Aim of the exercise: Determine how many lines in the data below contain "emails" and write only that number.

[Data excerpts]
------------------------------------------------------------------------

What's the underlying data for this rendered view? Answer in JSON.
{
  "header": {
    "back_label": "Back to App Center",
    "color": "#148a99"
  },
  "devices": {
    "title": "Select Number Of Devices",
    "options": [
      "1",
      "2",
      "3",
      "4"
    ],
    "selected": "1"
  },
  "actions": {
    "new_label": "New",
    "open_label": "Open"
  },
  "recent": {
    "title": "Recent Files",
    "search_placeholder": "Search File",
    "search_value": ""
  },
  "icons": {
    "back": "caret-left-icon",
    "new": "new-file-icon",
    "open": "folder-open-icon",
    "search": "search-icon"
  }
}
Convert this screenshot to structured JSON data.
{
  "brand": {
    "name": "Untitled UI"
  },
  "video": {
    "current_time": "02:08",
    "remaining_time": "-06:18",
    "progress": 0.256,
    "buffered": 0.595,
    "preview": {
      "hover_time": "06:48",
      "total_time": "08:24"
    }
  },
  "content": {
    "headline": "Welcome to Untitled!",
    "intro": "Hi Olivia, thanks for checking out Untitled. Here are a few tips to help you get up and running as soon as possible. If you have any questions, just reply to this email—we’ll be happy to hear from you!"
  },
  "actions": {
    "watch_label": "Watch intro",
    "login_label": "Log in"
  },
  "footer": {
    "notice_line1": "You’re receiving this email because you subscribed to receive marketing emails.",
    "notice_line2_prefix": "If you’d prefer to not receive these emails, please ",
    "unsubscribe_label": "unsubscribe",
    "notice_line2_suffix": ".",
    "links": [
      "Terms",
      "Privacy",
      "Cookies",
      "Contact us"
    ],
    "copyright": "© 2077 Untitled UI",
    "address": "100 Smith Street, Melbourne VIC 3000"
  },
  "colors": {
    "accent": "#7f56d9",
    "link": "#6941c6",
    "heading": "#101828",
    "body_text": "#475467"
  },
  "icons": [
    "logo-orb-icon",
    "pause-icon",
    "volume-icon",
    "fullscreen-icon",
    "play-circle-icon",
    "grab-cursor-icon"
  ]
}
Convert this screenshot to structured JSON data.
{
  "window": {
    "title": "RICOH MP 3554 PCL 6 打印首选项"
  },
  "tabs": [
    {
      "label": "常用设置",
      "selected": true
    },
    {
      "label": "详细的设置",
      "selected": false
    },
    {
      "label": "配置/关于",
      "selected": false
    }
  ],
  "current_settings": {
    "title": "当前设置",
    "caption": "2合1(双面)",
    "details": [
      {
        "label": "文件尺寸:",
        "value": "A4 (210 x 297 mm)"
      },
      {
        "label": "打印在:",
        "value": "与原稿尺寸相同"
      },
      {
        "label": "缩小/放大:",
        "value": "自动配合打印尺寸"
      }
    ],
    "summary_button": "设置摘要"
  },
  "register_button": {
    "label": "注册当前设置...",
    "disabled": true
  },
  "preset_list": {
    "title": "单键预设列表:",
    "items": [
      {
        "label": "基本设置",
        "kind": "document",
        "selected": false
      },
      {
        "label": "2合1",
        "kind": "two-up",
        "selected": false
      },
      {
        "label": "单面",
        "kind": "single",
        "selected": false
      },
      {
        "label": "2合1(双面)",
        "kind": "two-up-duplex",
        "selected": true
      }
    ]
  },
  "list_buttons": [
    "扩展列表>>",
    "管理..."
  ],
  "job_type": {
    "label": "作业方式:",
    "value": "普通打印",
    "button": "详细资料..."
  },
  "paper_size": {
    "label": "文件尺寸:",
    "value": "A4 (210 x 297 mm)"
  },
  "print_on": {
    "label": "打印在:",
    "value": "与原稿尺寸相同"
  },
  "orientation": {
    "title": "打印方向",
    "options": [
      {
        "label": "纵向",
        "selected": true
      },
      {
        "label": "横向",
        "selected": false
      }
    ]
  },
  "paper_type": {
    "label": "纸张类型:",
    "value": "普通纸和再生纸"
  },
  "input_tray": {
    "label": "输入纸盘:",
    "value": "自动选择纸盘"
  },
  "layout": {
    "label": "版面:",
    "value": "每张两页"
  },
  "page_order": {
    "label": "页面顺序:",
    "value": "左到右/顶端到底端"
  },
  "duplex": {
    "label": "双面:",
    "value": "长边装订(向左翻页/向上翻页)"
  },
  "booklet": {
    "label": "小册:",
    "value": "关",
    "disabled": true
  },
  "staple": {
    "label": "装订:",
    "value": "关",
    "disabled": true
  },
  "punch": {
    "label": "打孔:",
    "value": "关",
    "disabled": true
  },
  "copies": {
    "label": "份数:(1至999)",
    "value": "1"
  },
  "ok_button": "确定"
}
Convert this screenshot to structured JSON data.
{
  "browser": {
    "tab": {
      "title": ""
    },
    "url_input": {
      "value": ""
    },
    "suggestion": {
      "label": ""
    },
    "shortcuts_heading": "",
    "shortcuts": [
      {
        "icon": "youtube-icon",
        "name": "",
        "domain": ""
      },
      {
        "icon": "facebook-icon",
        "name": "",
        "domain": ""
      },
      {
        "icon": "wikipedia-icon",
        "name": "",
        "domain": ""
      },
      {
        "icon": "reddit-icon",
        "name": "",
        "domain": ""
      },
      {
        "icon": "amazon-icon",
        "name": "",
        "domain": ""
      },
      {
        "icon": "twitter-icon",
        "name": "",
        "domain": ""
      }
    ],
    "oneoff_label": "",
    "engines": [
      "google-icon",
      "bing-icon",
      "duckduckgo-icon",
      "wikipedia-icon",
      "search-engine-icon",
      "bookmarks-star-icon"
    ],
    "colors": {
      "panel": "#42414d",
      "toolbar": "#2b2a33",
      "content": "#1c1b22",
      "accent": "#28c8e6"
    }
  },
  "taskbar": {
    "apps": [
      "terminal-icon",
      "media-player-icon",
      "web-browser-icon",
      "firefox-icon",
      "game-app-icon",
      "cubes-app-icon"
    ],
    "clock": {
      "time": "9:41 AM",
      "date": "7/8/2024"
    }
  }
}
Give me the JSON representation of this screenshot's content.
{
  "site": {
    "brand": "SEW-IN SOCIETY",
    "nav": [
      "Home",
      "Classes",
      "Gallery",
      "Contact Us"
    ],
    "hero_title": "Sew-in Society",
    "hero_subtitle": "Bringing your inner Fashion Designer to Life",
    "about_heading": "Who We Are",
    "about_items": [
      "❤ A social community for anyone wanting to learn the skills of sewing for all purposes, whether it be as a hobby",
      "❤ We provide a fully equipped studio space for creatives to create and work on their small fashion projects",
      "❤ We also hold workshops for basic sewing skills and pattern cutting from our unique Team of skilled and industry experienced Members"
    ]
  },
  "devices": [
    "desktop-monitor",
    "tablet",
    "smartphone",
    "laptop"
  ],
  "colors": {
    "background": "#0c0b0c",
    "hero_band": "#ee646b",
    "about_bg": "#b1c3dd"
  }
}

------------------------------------------------------------------------

Result of the exercise: 2